→ EXERCISE INSTRUCTIONS: Pick out every line of the entries below where "this" occurs, and copy those lines.

(Data extracted from a collection)
— BEGIN —

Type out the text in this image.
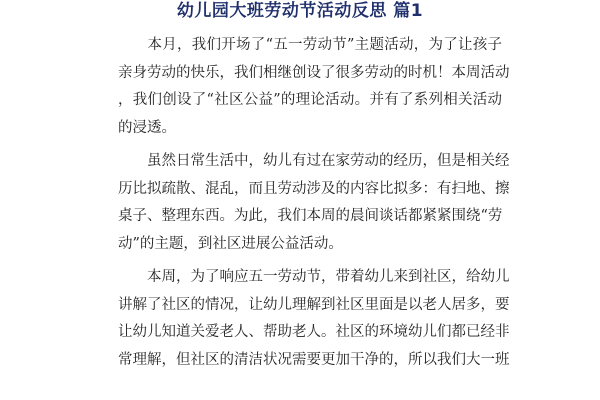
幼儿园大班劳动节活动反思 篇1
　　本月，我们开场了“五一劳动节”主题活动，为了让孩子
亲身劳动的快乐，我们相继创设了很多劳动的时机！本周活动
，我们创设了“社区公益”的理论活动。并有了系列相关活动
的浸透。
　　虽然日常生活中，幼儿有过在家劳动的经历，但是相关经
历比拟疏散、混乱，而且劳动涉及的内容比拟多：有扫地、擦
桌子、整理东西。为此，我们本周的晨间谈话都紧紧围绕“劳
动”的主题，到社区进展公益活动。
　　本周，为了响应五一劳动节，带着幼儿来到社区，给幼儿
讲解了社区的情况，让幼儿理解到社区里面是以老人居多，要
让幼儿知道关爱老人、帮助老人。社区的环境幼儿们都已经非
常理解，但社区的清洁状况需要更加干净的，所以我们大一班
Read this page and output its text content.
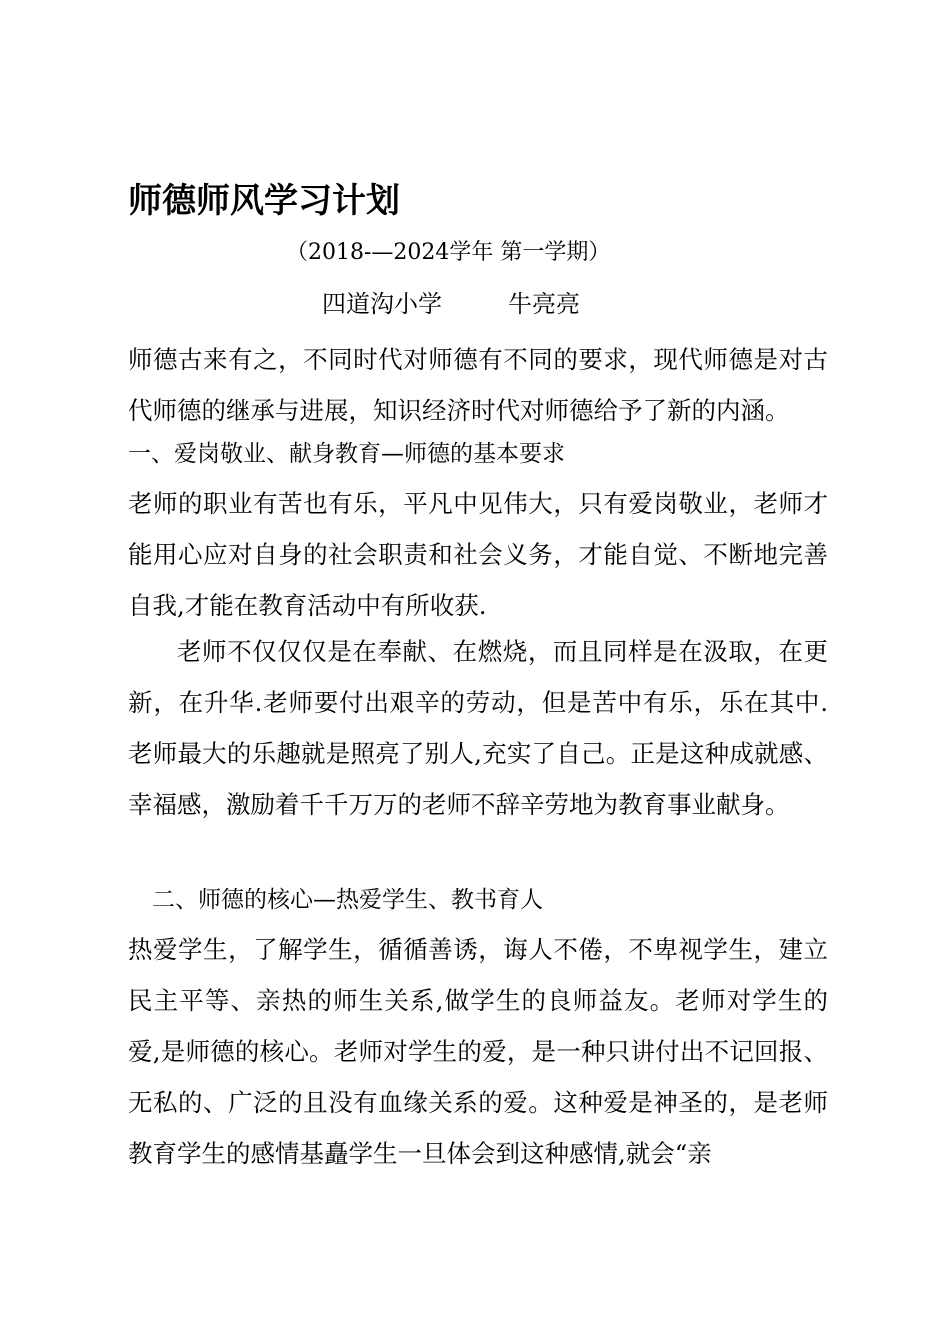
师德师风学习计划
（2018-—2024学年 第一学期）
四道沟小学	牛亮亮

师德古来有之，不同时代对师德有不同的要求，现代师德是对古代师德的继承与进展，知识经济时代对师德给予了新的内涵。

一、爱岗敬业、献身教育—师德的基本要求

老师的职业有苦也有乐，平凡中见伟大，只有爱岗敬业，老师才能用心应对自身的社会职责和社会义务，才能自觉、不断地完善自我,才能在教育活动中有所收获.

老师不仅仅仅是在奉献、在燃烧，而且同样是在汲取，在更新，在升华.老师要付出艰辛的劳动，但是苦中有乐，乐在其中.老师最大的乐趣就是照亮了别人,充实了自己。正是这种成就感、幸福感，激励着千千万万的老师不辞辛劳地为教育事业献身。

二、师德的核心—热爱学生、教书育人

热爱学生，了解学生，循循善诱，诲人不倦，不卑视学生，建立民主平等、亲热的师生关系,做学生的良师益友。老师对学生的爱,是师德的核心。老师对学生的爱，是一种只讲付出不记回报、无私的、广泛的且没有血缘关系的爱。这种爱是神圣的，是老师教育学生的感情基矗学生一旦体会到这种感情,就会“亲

— END —
— BEGIN —

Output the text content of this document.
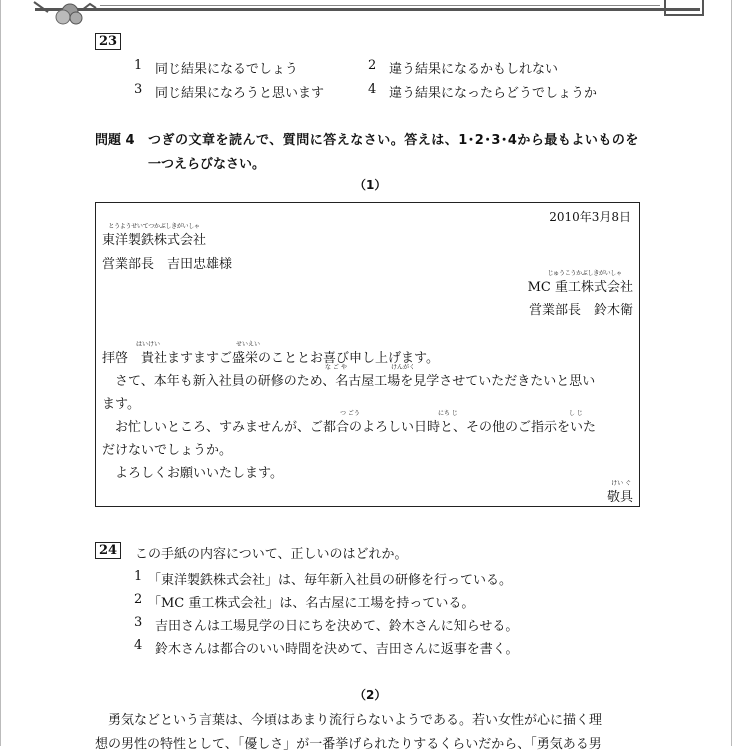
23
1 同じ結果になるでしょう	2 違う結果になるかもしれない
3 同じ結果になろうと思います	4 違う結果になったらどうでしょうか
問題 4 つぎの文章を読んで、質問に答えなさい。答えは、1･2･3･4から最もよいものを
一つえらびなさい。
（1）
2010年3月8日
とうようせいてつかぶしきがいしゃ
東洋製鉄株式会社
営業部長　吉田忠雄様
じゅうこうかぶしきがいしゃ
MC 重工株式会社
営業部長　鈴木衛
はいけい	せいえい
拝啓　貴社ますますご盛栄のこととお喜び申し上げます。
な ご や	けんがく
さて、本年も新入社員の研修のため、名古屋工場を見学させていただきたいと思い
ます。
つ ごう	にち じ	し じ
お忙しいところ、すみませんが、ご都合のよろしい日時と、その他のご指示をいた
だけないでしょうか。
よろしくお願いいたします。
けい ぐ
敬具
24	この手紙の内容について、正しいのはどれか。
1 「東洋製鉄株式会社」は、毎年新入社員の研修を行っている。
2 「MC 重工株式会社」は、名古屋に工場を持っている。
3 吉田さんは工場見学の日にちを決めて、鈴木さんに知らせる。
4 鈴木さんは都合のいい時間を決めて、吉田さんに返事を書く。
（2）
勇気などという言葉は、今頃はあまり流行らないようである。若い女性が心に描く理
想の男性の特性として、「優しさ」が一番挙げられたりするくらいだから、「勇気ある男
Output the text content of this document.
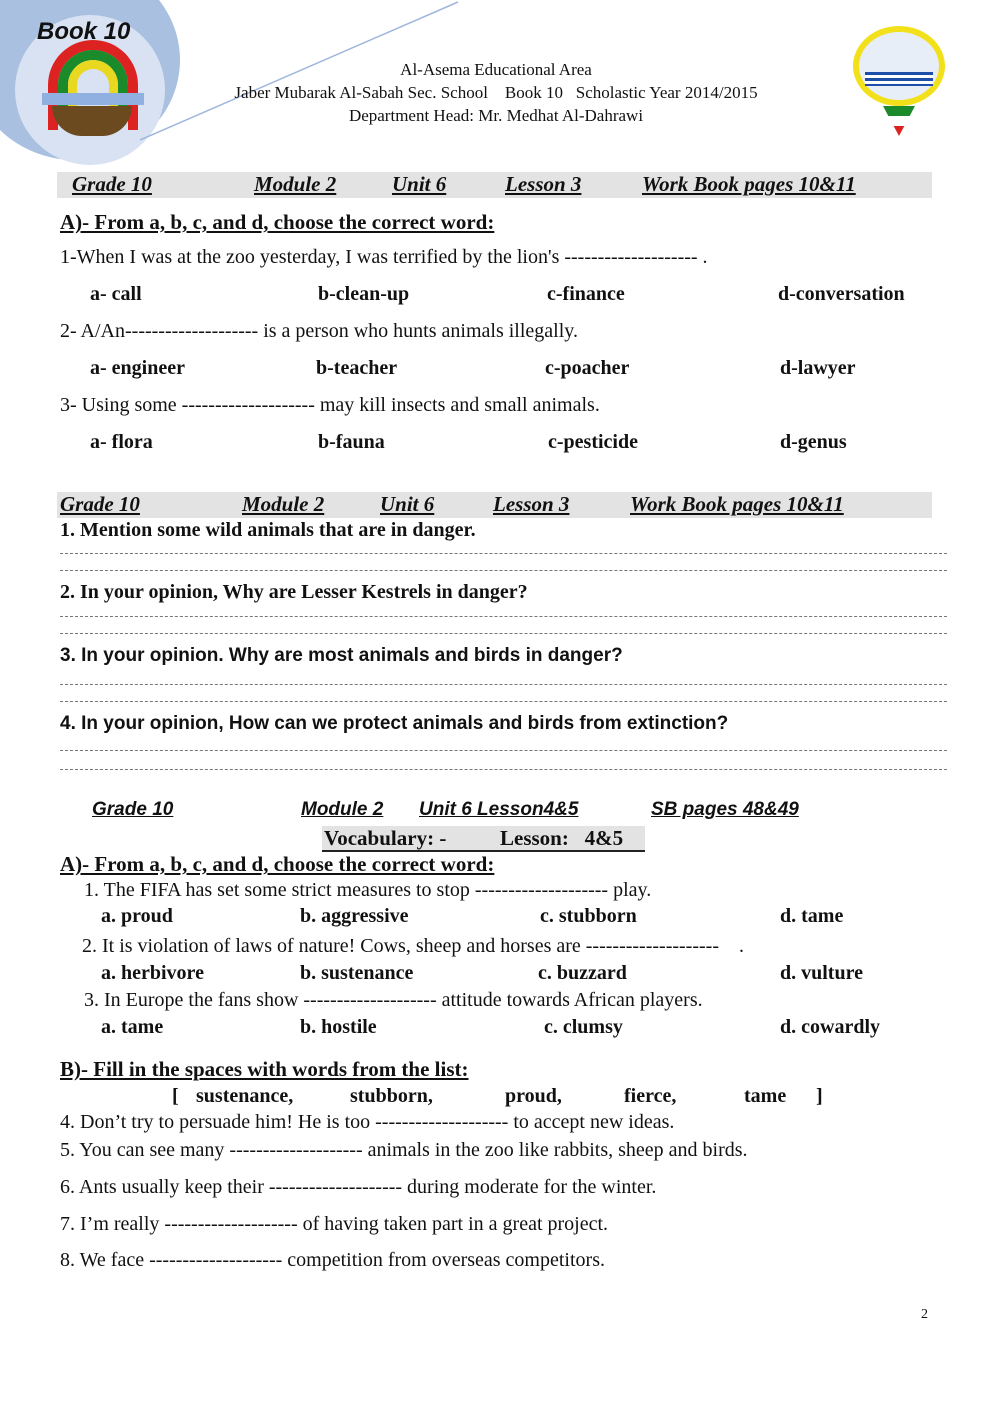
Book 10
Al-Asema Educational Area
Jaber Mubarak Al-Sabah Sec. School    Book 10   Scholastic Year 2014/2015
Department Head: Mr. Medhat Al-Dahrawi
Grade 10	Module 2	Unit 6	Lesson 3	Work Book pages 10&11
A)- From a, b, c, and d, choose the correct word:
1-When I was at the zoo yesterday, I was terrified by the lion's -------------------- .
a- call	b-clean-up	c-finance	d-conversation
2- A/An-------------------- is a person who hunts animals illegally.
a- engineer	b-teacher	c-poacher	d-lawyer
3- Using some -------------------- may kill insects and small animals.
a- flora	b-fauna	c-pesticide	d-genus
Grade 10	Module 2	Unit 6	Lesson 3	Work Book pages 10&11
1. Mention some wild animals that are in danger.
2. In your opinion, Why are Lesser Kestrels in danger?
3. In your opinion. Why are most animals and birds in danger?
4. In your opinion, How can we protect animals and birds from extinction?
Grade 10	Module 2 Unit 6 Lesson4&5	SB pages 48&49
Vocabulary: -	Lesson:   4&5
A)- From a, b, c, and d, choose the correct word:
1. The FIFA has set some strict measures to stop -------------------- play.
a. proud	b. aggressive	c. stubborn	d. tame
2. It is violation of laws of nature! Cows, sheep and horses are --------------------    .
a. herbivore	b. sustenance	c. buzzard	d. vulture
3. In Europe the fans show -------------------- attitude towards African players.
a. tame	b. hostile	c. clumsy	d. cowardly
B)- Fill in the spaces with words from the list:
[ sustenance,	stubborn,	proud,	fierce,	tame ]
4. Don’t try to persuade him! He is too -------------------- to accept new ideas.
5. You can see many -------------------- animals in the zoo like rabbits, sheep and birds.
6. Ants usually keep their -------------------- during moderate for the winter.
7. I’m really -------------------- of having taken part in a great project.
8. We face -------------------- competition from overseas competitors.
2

— END —

→ FINAL RESULT:
Type out the text in this image.
Read this page and output its text content.
Output the text content of this document.
Output the text content of this document.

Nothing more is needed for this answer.